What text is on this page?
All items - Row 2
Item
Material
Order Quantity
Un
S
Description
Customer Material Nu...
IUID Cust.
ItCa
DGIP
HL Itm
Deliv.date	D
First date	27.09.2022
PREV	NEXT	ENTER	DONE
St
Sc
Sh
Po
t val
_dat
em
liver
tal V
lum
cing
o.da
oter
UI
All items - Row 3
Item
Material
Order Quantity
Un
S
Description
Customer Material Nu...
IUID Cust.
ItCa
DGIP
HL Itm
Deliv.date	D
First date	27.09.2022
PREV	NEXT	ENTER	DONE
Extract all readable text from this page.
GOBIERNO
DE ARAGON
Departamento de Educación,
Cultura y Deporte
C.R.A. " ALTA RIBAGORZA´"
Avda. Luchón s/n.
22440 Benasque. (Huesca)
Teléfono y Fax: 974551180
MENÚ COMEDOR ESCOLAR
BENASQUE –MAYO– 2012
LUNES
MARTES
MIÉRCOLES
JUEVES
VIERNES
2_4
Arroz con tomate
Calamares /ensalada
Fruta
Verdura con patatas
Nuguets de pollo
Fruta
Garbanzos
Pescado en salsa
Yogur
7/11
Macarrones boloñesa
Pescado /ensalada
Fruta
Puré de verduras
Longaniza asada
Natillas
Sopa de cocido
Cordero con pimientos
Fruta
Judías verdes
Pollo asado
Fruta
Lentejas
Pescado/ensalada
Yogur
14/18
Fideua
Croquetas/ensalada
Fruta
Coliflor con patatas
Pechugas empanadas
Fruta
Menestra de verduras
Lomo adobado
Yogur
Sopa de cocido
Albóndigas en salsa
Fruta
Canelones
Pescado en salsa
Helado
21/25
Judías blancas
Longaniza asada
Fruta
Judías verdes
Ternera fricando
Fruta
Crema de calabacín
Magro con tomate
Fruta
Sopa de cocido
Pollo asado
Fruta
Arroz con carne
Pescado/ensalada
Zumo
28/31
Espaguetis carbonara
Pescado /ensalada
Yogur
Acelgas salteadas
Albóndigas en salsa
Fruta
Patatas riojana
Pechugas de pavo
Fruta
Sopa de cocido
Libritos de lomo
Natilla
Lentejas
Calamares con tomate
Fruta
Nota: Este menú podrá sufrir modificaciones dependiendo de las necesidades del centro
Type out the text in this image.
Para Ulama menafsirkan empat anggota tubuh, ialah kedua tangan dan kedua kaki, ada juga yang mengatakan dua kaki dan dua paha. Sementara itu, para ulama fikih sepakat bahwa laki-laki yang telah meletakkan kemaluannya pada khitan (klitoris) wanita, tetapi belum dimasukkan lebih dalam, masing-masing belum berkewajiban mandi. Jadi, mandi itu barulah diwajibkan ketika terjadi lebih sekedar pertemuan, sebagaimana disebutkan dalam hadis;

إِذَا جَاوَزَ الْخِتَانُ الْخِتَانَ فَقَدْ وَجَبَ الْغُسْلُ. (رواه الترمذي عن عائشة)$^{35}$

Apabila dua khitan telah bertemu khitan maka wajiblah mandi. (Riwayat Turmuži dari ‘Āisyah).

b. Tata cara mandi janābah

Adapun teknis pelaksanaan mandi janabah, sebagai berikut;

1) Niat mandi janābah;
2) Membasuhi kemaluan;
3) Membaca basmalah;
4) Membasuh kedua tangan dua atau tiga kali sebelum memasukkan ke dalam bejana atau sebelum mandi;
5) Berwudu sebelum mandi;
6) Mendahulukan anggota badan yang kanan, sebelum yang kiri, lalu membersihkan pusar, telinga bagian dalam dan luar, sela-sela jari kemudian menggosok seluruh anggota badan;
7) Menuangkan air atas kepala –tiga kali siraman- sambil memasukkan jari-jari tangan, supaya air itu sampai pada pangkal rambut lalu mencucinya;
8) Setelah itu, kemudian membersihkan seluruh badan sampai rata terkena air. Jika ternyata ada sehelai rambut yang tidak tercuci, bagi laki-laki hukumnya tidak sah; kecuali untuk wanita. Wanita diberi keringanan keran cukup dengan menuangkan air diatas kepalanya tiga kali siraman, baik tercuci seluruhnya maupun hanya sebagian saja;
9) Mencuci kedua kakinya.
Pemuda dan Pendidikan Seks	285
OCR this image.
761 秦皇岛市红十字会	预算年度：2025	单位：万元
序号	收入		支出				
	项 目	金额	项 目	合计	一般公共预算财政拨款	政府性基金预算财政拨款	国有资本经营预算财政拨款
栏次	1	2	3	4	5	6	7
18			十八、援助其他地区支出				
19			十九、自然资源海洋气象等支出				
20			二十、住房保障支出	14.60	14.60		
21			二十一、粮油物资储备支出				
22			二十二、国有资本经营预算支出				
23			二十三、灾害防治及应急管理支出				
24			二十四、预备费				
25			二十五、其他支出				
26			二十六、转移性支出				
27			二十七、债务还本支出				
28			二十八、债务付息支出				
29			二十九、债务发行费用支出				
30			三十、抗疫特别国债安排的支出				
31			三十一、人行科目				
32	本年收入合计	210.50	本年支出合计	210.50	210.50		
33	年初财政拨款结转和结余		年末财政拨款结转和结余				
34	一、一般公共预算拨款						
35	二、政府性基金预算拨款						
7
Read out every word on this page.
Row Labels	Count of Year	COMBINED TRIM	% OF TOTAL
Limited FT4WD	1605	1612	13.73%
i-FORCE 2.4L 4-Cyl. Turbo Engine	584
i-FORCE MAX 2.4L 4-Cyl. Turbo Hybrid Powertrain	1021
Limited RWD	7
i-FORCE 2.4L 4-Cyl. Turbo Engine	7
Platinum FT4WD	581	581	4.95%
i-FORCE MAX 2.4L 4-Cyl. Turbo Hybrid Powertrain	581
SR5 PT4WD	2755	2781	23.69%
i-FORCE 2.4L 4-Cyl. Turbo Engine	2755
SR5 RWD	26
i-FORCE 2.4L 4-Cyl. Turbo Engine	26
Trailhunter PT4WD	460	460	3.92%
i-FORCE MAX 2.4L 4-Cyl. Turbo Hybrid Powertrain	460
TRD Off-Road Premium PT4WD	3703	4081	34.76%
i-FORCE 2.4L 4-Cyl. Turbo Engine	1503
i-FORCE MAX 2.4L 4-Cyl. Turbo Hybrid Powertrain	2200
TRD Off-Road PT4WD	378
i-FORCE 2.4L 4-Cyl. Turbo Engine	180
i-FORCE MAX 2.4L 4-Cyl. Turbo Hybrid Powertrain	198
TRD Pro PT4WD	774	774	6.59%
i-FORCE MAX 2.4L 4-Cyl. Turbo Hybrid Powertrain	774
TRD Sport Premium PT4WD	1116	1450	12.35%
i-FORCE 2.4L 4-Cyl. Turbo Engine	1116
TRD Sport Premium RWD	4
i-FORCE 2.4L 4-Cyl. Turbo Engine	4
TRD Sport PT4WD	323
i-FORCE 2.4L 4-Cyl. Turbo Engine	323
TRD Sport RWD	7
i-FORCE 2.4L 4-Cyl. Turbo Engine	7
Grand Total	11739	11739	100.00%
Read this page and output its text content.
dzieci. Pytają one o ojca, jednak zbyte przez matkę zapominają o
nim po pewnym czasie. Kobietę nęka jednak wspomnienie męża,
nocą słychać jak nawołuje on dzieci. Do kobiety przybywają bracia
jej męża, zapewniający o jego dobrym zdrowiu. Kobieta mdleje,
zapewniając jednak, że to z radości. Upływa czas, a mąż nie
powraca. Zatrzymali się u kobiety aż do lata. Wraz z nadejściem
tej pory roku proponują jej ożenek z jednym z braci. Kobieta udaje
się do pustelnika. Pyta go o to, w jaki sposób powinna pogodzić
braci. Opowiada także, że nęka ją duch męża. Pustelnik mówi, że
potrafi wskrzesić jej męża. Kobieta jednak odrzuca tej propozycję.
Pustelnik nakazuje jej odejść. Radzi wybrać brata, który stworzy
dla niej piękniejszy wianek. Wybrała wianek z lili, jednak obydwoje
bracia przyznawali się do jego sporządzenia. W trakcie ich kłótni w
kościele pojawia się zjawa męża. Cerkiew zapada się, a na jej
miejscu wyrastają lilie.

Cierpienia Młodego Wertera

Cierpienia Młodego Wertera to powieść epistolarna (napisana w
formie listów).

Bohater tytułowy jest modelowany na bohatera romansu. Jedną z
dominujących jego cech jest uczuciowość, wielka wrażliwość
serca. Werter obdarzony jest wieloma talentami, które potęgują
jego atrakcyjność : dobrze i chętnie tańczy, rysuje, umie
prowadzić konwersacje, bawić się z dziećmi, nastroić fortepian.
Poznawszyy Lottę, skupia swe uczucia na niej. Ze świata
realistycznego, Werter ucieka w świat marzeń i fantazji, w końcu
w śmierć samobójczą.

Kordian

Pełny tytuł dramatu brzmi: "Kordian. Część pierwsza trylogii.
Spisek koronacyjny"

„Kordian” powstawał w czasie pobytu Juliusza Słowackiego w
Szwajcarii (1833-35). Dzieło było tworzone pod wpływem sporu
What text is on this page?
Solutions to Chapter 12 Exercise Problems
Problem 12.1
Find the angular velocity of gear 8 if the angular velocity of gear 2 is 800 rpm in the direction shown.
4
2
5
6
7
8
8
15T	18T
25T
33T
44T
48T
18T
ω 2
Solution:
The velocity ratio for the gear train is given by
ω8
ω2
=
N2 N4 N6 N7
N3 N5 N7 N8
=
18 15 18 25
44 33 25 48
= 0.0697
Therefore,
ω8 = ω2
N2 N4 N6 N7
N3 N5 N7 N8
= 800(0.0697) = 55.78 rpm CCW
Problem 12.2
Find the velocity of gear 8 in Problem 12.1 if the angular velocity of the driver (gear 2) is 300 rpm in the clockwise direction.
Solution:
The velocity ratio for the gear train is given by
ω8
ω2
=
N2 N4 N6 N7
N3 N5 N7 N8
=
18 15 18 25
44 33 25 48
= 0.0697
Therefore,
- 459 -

- _GOAL_: Pull out every line in the data above that has the word "Pechugas".

- _FULL OUTPUT_:
Pechugas empanadas
Pechugas de pavo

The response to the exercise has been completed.